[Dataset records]
* * * *

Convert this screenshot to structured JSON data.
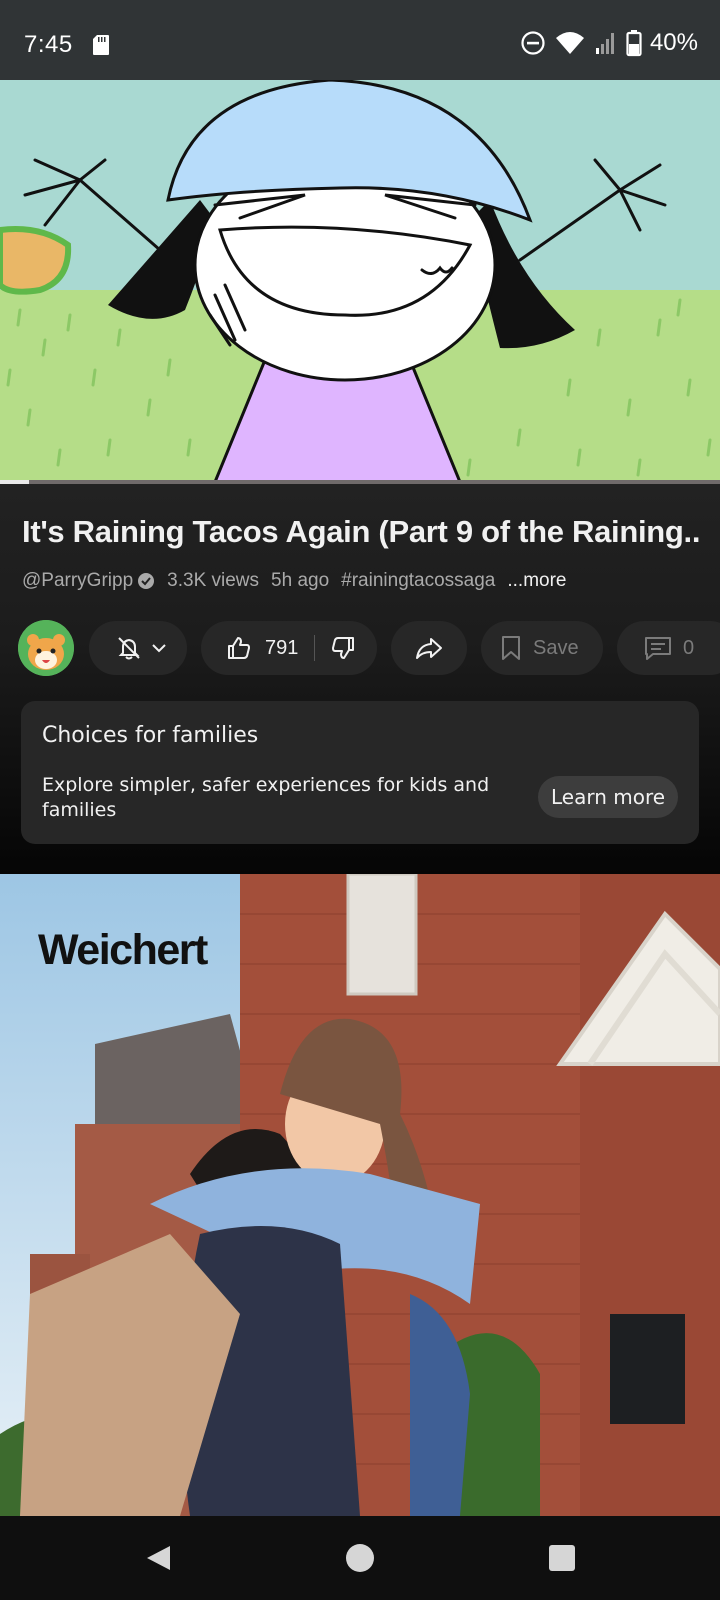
{
  "status_bar": {
    "time": "7:45",
    "battery": "40%",
    "icons": [
      "sd-card-icon",
      "do-not-disturb-icon",
      "wifi-icon",
      "cell-signal-icon",
      "battery-icon"
    ]
  },
  "player": {
    "progress": 0.04
  },
  "video": {
    "title": "It's Raining Tacos Again (Part 9 of the Raining..",
    "channel": "@ParryGripp",
    "views": "3.3K views",
    "age": "5h ago",
    "hashtag": "#rainingtacossaga",
    "more": "...more"
  },
  "actions": {
    "likes": "791",
    "save": "Save",
    "comments": "0"
  },
  "families_card": {
    "title": "Choices for families",
    "description": "Explore simpler, safer experiences for kids and families",
    "button": "Learn more"
  },
  "ad": {
    "brand": "Weichert"
  },
  "colors": {
    "background": "#0f0f0f",
    "pill": "#272727",
    "status_bar": "#303436",
    "sky": "#a9d9d2",
    "grass": "#b5dd88"
  }
}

* * * *

Repeat each entry above word for word, leaving every picture out.

### EXPECTED ANSWER
Convert this screenshot to structured JSON data.
{
  "status_bar": {
    "time": "7:45",
    "battery": "40%",
    "icons": [
      "sd-card-icon",
      "do-not-disturb-icon",
      "wifi-icon",
      "cell-signal-icon",
      "battery-icon"
    ]
  },
  "player": {
    "progress": 0.04
  },
  "video": {
    "title": "It's Raining Tacos Again (Part 9 of the Raining..",
    "channel": "@ParryGripp",
    "views": "3.3K views",
    "age": "5h ago",
    "hashtag": "#rainingtacossaga",
    "more": "...more"
  },
  "actions": {
    "likes": "791",
    "save": "Save",
    "comments": "0"
  },
  "families_card": {
    "title": "Choices for families",
    "description": "Explore simpler, safer experiences for kids and families",
    "button": "Learn more"
  },
  "ad": {
    "brand": "Weichert"
  },
  "colors": {
    "background": "#0f0f0f",
    "pill": "#272727",
    "status_bar": "#303436",
    "sky": "#a9d9d2",
    "grass": "#b5dd88"
  }
}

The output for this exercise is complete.